** BEGIN THE RECORDS **

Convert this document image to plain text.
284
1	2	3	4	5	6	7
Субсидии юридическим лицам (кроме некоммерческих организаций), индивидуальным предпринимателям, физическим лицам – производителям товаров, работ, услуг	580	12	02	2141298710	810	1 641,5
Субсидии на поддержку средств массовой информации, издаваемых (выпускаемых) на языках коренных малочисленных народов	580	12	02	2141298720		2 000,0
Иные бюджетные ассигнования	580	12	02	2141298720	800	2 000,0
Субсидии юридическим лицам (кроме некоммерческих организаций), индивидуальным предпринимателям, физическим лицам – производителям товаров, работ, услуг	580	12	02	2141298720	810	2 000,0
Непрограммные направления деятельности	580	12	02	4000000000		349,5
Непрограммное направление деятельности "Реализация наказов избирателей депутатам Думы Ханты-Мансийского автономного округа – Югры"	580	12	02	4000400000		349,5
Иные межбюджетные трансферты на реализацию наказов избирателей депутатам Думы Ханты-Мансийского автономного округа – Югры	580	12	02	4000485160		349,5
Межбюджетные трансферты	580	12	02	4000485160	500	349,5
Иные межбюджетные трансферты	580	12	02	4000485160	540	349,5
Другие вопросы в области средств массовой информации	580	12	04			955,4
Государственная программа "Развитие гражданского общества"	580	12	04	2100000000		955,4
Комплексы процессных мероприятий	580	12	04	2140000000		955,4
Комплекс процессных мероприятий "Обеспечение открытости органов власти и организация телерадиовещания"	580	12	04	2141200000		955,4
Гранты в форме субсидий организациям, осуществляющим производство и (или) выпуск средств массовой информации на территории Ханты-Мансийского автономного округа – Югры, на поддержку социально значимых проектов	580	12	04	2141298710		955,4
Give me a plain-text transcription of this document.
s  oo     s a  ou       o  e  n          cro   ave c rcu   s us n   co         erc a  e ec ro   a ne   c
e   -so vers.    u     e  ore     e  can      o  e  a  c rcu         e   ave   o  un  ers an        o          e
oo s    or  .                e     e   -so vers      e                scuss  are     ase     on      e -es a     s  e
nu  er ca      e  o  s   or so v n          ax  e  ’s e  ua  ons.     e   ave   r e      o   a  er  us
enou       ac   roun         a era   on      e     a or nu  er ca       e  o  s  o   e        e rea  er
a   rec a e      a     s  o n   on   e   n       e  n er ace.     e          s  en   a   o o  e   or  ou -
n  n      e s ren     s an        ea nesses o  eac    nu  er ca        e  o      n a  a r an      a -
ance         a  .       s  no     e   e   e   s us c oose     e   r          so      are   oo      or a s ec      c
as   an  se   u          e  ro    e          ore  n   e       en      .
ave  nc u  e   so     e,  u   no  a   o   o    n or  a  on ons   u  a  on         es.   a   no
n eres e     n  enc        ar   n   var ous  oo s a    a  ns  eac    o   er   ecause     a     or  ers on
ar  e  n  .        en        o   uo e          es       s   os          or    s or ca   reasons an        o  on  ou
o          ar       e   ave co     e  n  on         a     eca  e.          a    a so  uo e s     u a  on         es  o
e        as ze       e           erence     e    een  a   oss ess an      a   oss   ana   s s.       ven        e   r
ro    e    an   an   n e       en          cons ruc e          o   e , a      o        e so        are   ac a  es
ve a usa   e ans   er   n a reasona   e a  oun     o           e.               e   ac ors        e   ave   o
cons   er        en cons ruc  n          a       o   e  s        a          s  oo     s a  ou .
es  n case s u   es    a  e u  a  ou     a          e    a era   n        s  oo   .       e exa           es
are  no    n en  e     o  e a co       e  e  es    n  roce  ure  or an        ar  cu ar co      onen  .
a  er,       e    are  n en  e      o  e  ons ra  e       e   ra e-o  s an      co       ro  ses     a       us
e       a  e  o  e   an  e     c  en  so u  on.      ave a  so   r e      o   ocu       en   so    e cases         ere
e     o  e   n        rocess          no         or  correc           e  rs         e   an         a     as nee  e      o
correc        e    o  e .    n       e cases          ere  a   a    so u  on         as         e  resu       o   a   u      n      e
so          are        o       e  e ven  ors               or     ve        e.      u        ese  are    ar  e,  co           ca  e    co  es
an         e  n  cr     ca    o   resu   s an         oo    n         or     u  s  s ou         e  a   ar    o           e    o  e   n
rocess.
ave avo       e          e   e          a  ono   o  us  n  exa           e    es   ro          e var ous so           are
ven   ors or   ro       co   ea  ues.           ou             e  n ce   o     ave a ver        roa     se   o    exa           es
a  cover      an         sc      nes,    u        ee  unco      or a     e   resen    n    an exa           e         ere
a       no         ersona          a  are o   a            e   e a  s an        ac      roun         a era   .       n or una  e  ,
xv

** END THE RECORDS **

• **TASK BRIEF**
Pick out each line that holds the string "cons".

• **CORRECT ANSWER**
ro    e    an   an   n e       en          cons ruc e          o   e , a      o        e so        are   ac a  es
cons   er        en cons ruc  n          a       o   e  s        a          s  oo     s a  ou .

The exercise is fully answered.